Dataset items
-.-.-

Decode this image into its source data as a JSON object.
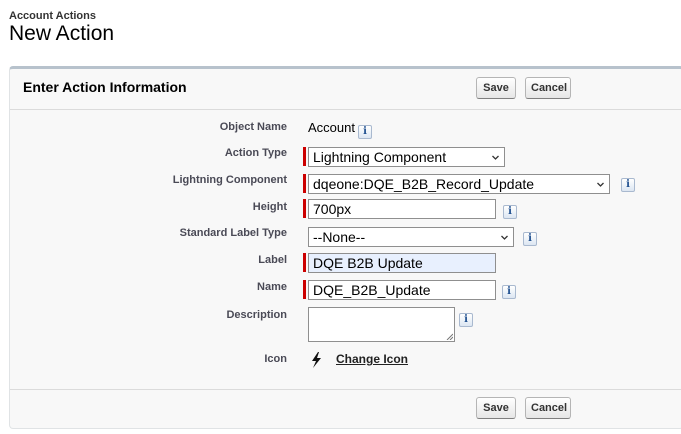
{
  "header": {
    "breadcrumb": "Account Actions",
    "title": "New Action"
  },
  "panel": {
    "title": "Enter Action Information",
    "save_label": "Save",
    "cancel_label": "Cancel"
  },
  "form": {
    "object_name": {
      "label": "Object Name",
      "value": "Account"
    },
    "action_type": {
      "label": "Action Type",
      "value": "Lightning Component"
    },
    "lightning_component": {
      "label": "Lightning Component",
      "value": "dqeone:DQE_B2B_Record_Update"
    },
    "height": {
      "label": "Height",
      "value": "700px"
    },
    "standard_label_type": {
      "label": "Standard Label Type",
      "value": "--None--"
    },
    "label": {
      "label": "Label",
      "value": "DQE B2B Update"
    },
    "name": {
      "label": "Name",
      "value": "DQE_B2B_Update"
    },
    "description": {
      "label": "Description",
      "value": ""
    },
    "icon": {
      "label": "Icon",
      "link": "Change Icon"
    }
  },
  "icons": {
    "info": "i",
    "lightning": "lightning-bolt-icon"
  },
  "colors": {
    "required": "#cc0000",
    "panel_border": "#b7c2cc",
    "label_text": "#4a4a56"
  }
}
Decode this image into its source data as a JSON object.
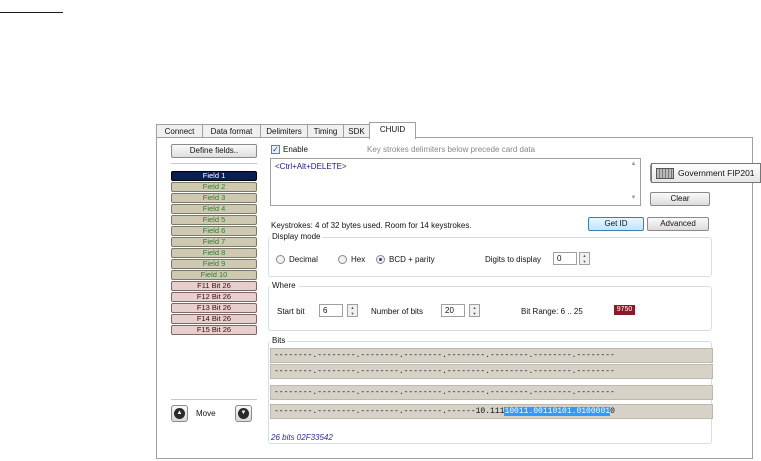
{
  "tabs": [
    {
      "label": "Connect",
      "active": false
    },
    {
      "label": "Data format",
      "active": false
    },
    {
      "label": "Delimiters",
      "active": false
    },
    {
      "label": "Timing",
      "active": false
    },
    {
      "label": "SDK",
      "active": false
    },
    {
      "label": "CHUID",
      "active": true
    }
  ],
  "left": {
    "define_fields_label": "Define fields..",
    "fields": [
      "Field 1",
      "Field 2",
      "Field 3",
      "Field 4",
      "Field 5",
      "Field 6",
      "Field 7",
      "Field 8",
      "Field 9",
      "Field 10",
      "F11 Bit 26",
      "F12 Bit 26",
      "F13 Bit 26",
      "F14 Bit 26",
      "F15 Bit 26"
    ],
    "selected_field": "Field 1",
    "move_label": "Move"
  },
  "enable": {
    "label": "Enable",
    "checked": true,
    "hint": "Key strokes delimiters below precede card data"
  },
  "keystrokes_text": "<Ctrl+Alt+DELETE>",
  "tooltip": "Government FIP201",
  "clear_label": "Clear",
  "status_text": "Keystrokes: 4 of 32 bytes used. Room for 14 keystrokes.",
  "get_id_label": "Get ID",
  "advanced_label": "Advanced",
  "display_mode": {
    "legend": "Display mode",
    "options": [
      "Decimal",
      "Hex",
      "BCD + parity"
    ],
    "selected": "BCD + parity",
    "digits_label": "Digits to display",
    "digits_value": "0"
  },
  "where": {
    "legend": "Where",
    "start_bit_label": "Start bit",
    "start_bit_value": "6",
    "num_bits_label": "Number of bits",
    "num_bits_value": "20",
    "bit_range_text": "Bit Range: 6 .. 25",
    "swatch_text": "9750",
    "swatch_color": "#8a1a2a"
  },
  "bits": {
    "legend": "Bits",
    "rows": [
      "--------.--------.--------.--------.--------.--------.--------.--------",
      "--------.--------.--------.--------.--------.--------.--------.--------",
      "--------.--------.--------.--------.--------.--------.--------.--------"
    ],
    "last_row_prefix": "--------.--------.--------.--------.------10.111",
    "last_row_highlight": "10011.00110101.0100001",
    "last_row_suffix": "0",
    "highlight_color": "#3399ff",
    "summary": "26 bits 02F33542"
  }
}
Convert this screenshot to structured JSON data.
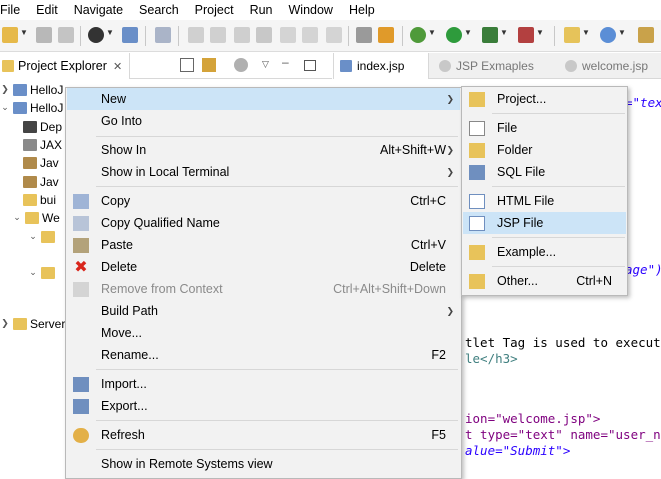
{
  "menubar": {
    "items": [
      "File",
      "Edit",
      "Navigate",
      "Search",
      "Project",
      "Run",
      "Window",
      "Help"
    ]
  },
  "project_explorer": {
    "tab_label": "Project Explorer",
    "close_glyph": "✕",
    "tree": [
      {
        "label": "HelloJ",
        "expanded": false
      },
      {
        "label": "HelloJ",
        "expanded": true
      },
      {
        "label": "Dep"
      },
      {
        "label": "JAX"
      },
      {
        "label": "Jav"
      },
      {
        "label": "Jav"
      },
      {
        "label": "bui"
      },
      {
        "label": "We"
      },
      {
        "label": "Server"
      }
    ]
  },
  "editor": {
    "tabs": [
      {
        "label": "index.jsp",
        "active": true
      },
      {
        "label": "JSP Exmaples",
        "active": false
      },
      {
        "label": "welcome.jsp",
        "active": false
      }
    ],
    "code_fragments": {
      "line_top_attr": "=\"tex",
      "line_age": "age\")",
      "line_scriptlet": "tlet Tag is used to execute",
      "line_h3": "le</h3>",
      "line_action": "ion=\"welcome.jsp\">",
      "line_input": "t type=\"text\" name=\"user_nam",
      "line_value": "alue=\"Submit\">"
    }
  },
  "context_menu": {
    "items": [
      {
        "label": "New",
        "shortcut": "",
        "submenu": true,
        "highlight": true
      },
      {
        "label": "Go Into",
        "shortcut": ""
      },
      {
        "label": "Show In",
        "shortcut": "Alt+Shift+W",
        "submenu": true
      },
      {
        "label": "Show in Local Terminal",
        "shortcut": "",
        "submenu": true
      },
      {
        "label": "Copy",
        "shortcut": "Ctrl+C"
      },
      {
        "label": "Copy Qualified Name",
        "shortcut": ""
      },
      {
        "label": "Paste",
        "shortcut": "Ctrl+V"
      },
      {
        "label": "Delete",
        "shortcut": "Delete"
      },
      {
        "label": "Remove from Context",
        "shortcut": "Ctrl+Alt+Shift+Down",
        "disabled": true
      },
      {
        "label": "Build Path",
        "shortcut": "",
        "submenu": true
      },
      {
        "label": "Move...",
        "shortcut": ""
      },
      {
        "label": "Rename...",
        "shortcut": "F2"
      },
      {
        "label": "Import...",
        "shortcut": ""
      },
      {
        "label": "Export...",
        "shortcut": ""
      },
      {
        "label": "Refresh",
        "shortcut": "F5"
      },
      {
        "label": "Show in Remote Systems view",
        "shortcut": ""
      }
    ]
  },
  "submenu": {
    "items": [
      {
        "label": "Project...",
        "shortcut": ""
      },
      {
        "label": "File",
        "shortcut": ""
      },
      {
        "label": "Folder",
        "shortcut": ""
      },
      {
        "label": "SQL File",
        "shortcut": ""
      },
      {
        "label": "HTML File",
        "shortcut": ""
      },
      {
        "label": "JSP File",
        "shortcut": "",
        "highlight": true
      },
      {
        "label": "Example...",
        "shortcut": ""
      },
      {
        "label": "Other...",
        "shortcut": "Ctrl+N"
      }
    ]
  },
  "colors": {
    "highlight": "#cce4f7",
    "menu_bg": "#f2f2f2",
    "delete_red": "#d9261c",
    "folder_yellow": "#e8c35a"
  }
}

-.-.-

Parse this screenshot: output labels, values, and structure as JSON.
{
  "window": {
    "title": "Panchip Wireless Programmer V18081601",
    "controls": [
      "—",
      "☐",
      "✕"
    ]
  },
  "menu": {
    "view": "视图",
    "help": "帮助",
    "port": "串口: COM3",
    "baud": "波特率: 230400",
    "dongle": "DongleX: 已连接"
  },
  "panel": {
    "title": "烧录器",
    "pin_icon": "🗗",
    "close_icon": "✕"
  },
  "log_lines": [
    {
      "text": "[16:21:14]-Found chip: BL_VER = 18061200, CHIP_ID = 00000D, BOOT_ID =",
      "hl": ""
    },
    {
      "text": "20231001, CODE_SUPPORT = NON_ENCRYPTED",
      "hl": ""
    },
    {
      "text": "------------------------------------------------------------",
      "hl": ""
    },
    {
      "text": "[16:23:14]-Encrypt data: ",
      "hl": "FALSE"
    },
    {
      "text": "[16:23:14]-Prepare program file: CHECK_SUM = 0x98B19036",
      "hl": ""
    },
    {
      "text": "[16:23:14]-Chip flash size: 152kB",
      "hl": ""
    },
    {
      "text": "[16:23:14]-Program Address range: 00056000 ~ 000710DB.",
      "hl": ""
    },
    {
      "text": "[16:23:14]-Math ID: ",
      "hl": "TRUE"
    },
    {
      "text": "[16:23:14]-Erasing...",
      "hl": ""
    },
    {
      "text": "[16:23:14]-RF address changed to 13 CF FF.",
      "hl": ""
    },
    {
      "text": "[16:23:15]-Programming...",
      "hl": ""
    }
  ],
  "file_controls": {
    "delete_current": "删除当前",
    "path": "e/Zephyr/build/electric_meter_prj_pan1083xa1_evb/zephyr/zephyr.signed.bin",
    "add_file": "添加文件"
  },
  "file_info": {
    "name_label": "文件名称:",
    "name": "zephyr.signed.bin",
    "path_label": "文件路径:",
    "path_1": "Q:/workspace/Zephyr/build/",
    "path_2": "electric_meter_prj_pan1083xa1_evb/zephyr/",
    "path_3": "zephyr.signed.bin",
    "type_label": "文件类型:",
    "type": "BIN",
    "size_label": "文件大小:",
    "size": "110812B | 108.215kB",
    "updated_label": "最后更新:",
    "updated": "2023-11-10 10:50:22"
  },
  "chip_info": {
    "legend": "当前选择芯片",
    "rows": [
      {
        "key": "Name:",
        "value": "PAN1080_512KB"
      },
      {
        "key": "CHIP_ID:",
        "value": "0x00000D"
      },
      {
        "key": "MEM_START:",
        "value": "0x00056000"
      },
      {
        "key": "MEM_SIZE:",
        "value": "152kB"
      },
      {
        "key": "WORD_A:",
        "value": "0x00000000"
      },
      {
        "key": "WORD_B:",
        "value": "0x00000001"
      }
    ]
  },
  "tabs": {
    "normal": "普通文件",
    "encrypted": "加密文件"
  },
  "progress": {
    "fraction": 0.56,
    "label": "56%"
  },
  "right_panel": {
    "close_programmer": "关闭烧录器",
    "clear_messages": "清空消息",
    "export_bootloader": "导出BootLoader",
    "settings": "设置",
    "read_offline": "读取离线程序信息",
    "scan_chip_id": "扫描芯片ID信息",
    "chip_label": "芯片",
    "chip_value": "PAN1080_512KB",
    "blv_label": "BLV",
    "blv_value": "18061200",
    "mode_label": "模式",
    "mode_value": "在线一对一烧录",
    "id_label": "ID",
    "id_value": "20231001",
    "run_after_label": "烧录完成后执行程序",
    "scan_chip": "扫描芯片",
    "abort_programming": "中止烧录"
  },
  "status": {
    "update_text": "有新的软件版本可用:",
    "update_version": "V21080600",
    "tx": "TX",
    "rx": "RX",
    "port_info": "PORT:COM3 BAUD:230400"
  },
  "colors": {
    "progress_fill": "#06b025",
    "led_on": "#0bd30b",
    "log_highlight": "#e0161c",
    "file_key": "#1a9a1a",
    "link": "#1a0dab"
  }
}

-.-.-

What is asked:
Show every line in the entries where the string "welcome" occurs.

The output:
        "label": "welcome.jsp",
      "line_action": "ion=\"welcome.jsp\">",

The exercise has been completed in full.